## Raw records
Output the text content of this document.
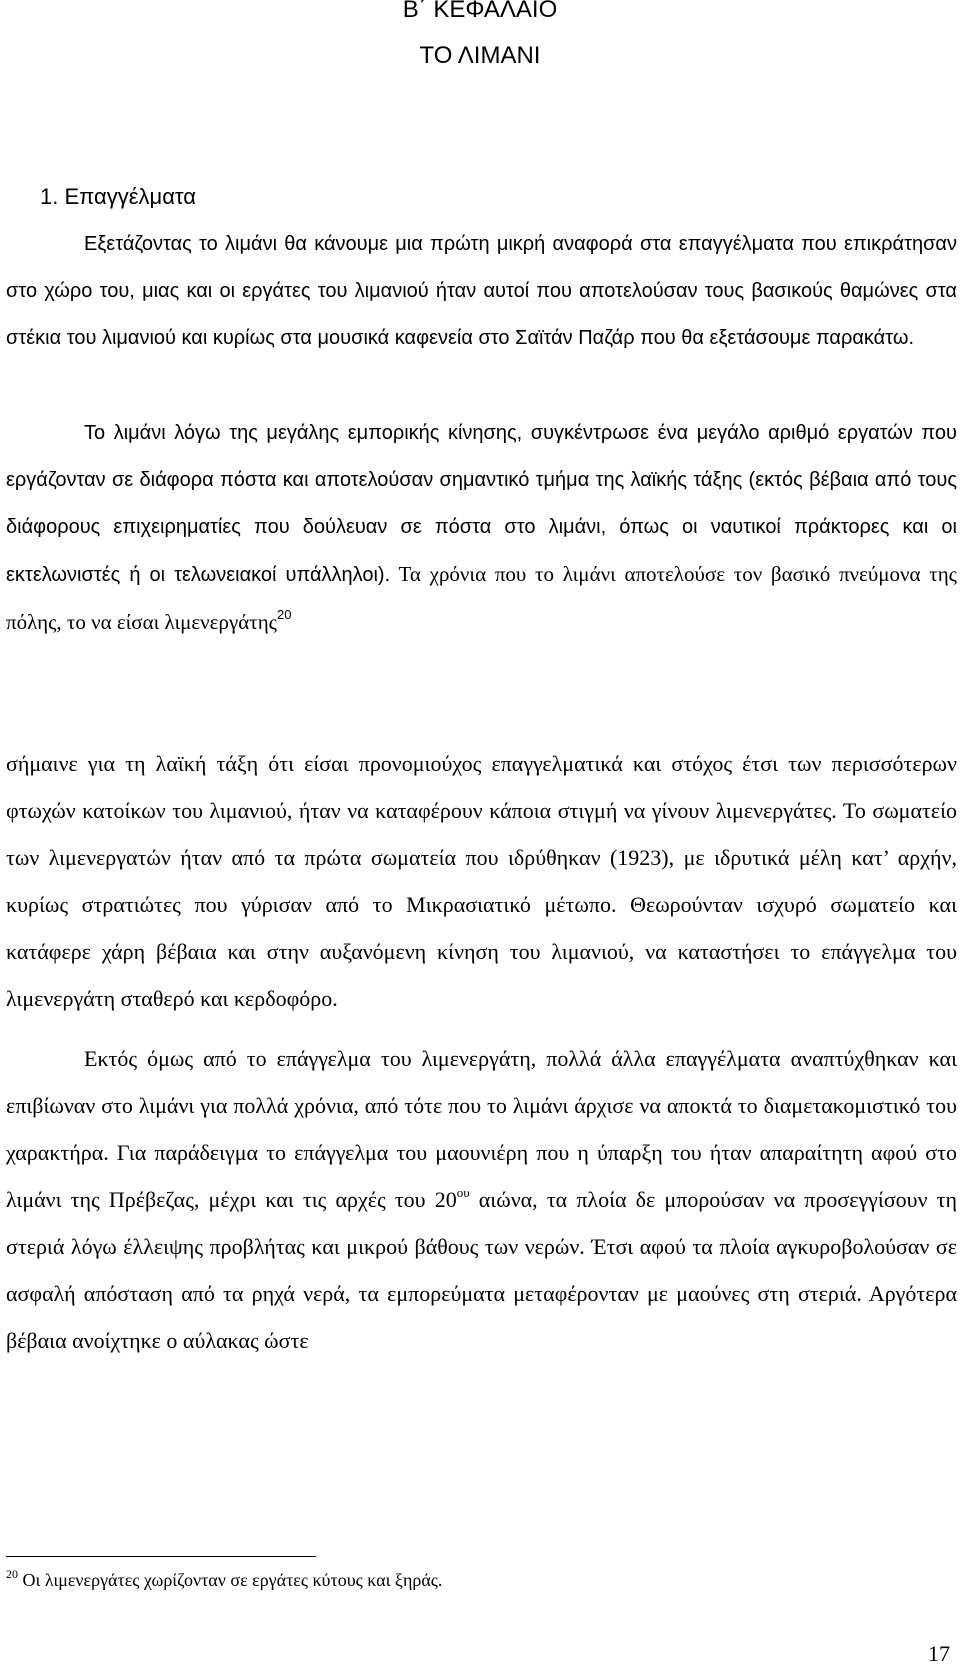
Β΄ ΚΕΦΑΛΑΙΟ
ΤΟ ΛΙΜΑΝΙ
1. Επαγγέλματα

Εξετάζοντας το λιμάνι θα κάνουμε μια πρώτη μικρή αναφορά στα επαγγέλματα που επικράτησαν στο χώρο του, μιας και οι εργάτες του λιμανιού ήταν αυτοί που αποτελούσαν τους βασικούς θαμώνες στα στέκια του λιμανιού και κυρίως στα μουσικά καφενεία στο Σαϊτάν Παζάρ που θα εξετάσουμε παρακάτω.

Το λιμάνι λόγω της μεγάλης εμπορικής κίνησης, συγκέντρωσε ένα μεγάλο αριθμό εργατών που εργάζονταν σε διάφορα πόστα και αποτελούσαν σημαντικό τμήμα της λαϊκής τάξης (εκτός βέβαια από τους διάφορους επιχειρηματίες που δούλευαν σε πόστα στο λιμάνι, όπως οι ναυτικοί πράκτορες και οι εκτελωνιστές ή οι τελωνειακοί υπάλληλοι). Τα χρόνια που το λιμάνι αποτελούσε τον βασικό πνεύμονα της πόλης, το να είσαι λιμενεργάτης$^{20}$

σήμαινε για τη λαϊκή τάξη ότι είσαι προνομιούχος επαγγελματικά και στόχος έτσι των περισσότερων φτωχών κατοίκων του λιμανιού, ήταν να καταφέρουν κάποια στιγμή να γίνουν λιμενεργάτες. Το σωματείο των λιμενεργατών ήταν από τα πρώτα σωματεία που ιδρύθηκαν (1923), με ιδρυτικά μέλη κατ’ αρχήν, κυρίως στρατιώτες που γύρισαν από το Μικρασιατικό μέτωπο. Θεωρούνταν ισχυρό σωματείο και κατάφερε χάρη βέβαια και στην αυξανόμενη κίνηση του λιμανιού, να καταστήσει το επάγγελμα του λιμενεργάτη σταθερό και κερδοφόρο.

Εκτός όμως από το επάγγελμα του λιμενεργάτη, πολλά άλλα επαγγέλματα αναπτύχθηκαν και επιβίωναν στο λιμάνι για πολλά χρόνια, από τότε που το λιμάνι άρχισε να αποκτά το διαμετακομιστικό του χαρακτήρα. Για παράδειγμα το επάγγελμα του μαουνιέρη που η ύπαρξη του ήταν απαραίτητη αφού στο λιμάνι της Πρέβεζας, μέχρι και τις αρχές του $20^{o\upsilon}$ αιώνα, τα πλοία δε μπορούσαν να προσεγγίσουν τη στεριά λόγω έλλειψης προβλήτας και μικρού βάθους των νερών. Έτσι αφού τα πλοία αγκυροβολούσαν σε ασφαλή απόσταση από τα ρηχά νερά, τα εμπορεύματα μεταφέρονταν με μαούνες στη στεριά. Αργότερα βέβαια ανοίχτηκε ο αύλακας ώστε

$^{20}$ Οι λιμενεργάτες χωρίζονταν σε εργάτες κύτους και ξηράς.
17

## Written request
Retype the listing exactly. Pictures do not belong in the copy.

## Written answer
Output the text content of this document.
Β΄ ΚΕΦΑΛΑΙΟ
ΤΟ ΛΙΜΑΝΙ
1. Επαγγέλματα

Εξετάζοντας το λιμάνι θα κάνουμε μια πρώτη μικρή αναφορά στα επαγγέλματα που επικράτησαν στο χώρο του, μιας και οι εργάτες του λιμανιού ήταν αυτοί που αποτελούσαν τους βασικούς θαμώνες στα στέκια του λιμανιού και κυρίως στα μουσικά καφενεία στο Σαϊτάν Παζάρ που θα εξετάσουμε παρακάτω.

Το λιμάνι λόγω της μεγάλης εμπορικής κίνησης, συγκέντρωσε ένα μεγάλο αριθμό εργατών που εργάζονταν σε διάφορα πόστα και αποτελούσαν σημαντικό τμήμα της λαϊκής τάξης (εκτός βέβαια από τους διάφορους επιχειρηματίες που δούλευαν σε πόστα στο λιμάνι, όπως οι ναυτικοί πράκτορες και οι εκτελωνιστές ή οι τελωνειακοί υπάλληλοι). Τα χρόνια που το λιμάνι αποτελούσε τον βασικό πνεύμονα της πόλης, το να είσαι λιμενεργάτης$^{20}$

σήμαινε για τη λαϊκή τάξη ότι είσαι προνομιούχος επαγγελματικά και στόχος έτσι των περισσότερων φτωχών κατοίκων του λιμανιού, ήταν να καταφέρουν κάποια στιγμή να γίνουν λιμενεργάτες. Το σωματείο των λιμενεργατών ήταν από τα πρώτα σωματεία που ιδρύθηκαν (1923), με ιδρυτικά μέλη κατ’ αρχήν, κυρίως στρατιώτες που γύρισαν από το Μικρασιατικό μέτωπο. Θεωρούνταν ισχυρό σωματείο και κατάφερε χάρη βέβαια και στην αυξανόμενη κίνηση του λιμανιού, να καταστήσει το επάγγελμα του λιμενεργάτη σταθερό και κερδοφόρο.

Εκτός όμως από το επάγγελμα του λιμενεργάτη, πολλά άλλα επαγγέλματα αναπτύχθηκαν και επιβίωναν στο λιμάνι για πολλά χρόνια, από τότε που το λιμάνι άρχισε να αποκτά το διαμετακομιστικό του χαρακτήρα. Για παράδειγμα το επάγγελμα του μαουνιέρη που η ύπαρξη του ήταν απαραίτητη αφού στο λιμάνι της Πρέβεζας, μέχρι και τις αρχές του $20^{o\upsilon}$ αιώνα, τα πλοία δε μπορούσαν να προσεγγίσουν τη στεριά λόγω έλλειψης προβλήτας και μικρού βάθους των νερών. Έτσι αφού τα πλοία αγκυροβολούσαν σε ασφαλή απόσταση από τα ρηχά νερά, τα εμπορεύματα μεταφέρονταν με μαούνες στη στεριά. Αργότερα βέβαια ανοίχτηκε ο αύλακας ώστε

$^{20}$ Οι λιμενεργάτες χωρίζονταν σε εργάτες κύτους και ξηράς.
17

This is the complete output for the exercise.